REQUIRED TASK: Report only the number of lines in this material that include the string "structured".

[Some records]

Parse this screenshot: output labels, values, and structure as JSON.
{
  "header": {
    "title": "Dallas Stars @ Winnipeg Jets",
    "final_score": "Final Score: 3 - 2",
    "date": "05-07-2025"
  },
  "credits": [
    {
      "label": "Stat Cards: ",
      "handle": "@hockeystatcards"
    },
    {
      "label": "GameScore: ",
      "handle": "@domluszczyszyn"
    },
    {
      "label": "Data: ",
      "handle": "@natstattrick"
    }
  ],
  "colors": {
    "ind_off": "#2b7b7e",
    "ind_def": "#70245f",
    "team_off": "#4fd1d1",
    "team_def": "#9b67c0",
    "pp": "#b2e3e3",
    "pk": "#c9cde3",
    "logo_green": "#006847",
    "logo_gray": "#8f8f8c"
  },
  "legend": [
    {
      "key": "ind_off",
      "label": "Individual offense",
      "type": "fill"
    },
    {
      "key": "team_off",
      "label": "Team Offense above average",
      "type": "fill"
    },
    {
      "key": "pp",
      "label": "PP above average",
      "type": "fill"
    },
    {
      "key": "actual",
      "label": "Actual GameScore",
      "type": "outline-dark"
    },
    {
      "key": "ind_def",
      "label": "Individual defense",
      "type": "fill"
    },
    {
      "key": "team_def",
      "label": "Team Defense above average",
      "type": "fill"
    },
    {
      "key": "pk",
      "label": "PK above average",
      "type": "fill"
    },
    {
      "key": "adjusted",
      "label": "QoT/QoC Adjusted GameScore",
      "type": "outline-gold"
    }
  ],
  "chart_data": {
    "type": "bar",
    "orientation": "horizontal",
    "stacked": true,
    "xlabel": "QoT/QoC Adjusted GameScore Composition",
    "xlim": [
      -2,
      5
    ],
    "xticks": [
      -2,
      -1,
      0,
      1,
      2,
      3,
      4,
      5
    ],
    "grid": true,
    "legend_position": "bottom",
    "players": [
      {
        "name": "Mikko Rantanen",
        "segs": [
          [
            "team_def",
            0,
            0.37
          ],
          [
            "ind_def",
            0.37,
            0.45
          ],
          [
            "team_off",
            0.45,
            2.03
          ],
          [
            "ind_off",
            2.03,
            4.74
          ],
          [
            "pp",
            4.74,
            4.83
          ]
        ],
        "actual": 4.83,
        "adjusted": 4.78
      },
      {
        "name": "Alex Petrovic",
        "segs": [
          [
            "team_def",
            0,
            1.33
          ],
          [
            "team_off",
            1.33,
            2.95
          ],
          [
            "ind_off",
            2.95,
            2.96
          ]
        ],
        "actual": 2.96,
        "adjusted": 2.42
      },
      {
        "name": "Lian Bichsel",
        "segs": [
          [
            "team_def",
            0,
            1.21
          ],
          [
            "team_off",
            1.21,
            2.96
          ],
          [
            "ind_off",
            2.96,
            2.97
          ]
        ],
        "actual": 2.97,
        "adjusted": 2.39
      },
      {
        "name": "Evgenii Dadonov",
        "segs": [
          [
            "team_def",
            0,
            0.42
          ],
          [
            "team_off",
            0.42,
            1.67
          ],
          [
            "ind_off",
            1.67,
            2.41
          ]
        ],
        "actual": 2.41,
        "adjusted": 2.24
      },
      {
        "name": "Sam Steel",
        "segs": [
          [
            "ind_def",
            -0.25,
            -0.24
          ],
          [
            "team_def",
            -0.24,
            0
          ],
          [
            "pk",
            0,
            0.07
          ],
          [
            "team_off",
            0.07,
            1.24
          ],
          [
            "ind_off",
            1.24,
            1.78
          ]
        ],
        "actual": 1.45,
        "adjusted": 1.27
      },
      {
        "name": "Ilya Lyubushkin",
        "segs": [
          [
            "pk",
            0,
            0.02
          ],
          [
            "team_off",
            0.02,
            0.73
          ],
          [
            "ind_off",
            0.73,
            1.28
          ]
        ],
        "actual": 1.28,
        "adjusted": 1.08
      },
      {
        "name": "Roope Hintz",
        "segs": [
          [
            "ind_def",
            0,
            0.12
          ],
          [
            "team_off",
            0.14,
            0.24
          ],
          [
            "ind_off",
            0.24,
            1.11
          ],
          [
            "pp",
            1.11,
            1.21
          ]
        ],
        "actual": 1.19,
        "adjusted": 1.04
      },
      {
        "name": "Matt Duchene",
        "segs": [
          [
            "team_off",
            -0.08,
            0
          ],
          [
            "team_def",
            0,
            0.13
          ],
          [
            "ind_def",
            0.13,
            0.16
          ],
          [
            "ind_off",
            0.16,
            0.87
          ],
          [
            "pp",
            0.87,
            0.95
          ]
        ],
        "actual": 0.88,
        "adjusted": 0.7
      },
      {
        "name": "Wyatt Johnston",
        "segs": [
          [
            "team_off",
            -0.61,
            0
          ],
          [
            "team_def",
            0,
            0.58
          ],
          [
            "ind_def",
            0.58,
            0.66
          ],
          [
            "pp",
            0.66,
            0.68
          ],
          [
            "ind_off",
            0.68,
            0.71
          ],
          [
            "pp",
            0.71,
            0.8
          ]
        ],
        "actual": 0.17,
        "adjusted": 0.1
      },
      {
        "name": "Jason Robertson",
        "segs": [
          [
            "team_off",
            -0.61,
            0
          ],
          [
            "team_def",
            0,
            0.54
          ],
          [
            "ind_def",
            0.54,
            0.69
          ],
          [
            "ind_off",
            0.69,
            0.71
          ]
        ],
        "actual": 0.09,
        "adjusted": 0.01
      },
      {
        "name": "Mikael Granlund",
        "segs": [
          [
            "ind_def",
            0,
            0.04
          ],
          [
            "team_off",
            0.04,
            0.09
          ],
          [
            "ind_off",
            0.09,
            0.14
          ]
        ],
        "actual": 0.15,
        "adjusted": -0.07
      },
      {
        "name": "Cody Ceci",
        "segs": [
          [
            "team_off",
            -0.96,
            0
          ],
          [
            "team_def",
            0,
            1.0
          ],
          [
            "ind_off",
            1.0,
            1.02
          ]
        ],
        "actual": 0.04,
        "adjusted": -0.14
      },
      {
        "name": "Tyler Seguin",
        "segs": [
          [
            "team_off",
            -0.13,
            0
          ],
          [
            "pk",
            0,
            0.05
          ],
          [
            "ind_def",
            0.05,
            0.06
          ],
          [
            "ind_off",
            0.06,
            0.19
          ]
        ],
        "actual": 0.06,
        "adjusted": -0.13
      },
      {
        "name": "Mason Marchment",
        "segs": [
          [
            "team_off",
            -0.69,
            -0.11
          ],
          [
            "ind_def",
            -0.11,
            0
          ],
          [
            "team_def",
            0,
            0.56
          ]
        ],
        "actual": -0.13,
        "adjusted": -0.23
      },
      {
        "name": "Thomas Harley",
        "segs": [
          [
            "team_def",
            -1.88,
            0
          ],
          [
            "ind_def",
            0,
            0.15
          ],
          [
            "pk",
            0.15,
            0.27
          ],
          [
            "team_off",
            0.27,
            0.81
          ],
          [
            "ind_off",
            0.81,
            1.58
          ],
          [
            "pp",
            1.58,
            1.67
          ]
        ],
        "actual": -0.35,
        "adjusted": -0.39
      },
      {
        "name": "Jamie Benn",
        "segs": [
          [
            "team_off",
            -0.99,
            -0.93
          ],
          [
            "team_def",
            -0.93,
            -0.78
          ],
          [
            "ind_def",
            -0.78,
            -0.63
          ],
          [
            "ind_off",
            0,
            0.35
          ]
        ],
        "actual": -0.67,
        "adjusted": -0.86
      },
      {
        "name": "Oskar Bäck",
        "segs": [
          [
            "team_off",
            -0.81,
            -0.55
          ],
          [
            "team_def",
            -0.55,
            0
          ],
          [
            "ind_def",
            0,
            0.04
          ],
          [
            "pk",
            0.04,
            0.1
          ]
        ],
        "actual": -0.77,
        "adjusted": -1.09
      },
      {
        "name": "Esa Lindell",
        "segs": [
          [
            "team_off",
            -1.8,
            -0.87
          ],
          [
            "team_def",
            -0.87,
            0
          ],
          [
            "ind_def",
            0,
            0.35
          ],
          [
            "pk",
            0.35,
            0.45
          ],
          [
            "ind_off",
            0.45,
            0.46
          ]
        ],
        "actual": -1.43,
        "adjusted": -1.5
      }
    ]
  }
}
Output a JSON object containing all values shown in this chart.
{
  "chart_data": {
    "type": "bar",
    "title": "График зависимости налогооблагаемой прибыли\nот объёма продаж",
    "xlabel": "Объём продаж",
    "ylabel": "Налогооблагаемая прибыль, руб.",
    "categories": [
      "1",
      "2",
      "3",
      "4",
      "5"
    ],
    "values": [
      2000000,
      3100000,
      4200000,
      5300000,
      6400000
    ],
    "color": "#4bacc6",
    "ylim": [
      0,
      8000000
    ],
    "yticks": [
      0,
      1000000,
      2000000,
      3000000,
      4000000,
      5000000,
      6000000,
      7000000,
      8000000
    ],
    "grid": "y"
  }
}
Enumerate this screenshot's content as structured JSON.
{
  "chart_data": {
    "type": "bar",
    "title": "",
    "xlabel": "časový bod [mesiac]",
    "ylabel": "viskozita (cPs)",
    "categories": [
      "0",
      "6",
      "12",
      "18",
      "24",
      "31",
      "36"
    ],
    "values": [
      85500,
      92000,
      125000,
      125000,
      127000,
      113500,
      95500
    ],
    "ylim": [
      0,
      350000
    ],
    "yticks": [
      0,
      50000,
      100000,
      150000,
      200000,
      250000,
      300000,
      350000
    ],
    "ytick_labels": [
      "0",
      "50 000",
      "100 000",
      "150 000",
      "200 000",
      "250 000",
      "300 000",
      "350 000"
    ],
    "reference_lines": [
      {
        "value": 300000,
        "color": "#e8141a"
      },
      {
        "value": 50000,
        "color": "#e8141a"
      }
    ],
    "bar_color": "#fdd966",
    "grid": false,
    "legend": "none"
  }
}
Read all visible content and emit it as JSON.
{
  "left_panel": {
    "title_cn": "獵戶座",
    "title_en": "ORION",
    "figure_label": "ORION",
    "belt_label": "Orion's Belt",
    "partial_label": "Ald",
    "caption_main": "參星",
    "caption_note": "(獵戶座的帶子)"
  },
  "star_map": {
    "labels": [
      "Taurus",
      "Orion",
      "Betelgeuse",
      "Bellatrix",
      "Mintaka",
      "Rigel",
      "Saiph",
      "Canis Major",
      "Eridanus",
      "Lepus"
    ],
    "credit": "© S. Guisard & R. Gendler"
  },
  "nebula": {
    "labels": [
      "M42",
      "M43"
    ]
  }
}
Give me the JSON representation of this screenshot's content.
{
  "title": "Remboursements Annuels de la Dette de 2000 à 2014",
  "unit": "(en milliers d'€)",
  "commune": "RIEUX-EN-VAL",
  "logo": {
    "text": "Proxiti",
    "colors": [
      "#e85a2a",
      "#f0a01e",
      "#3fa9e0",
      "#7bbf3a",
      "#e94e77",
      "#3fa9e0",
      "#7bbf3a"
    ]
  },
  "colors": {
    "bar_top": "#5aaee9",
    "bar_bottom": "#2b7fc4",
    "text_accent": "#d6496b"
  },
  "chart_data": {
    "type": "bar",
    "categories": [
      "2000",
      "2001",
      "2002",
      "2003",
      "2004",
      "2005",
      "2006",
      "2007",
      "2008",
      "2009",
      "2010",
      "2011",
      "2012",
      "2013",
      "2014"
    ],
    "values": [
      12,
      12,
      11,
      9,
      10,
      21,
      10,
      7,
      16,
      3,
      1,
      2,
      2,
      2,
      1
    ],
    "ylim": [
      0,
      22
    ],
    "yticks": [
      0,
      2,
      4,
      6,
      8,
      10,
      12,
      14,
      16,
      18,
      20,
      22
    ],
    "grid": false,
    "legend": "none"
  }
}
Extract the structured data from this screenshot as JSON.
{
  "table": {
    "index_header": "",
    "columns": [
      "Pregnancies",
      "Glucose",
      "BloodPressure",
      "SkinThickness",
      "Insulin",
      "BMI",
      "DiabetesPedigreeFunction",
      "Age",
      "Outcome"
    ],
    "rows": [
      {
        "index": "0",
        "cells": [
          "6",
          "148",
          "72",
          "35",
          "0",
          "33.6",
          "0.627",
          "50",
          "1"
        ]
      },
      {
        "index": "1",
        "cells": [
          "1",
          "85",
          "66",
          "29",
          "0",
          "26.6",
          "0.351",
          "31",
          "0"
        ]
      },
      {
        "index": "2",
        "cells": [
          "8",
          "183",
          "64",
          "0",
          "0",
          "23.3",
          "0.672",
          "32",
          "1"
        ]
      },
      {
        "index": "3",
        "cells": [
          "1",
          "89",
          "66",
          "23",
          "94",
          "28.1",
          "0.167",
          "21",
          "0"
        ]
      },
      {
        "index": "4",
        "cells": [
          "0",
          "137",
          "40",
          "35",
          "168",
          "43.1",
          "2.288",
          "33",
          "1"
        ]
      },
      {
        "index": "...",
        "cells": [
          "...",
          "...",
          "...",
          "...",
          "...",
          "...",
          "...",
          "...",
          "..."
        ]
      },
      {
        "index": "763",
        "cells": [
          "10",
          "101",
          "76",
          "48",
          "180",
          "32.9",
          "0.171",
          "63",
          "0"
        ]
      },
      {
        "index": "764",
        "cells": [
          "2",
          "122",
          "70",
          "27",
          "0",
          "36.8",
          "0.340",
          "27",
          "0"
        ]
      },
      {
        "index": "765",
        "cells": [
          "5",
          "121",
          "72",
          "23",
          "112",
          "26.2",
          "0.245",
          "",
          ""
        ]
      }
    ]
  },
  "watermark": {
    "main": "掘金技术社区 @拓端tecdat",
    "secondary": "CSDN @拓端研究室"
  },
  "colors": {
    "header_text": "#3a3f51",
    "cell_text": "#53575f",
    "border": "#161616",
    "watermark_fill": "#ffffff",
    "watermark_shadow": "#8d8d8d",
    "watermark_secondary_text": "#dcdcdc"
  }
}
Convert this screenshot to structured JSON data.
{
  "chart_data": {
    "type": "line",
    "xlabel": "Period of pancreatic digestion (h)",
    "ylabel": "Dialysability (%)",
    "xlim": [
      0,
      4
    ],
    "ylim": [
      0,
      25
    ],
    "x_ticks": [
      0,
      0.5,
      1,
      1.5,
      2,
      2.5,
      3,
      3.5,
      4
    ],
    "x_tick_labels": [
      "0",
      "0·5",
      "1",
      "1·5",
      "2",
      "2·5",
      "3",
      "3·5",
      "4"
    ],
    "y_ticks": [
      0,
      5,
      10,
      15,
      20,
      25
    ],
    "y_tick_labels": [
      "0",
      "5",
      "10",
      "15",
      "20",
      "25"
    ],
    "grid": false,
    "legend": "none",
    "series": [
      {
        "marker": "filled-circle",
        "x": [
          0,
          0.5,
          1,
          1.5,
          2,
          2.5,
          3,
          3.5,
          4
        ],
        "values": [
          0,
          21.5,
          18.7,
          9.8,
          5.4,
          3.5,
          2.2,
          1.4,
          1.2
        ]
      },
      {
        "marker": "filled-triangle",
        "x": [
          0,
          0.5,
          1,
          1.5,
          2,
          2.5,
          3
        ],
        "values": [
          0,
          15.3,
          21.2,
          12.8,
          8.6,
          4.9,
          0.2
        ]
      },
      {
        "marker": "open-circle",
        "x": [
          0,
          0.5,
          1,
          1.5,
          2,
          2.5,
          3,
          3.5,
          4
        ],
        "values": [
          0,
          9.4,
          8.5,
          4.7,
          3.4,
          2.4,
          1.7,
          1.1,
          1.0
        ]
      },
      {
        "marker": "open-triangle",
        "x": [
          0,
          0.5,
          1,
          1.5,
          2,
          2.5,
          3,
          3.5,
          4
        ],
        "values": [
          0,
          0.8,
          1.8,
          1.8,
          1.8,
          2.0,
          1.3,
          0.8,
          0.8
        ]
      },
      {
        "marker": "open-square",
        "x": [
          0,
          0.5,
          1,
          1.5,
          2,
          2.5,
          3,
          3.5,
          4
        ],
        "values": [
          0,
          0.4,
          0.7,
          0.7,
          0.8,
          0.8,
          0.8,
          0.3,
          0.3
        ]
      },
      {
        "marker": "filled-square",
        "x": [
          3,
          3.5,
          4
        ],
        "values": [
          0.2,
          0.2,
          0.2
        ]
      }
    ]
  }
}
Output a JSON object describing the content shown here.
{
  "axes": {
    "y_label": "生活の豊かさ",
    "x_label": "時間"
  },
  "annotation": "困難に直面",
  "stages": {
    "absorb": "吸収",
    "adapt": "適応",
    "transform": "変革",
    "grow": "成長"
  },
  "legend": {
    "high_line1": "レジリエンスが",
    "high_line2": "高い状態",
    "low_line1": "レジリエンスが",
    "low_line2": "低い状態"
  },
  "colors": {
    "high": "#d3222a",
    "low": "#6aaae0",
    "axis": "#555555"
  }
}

WRITTEN REPLY: 3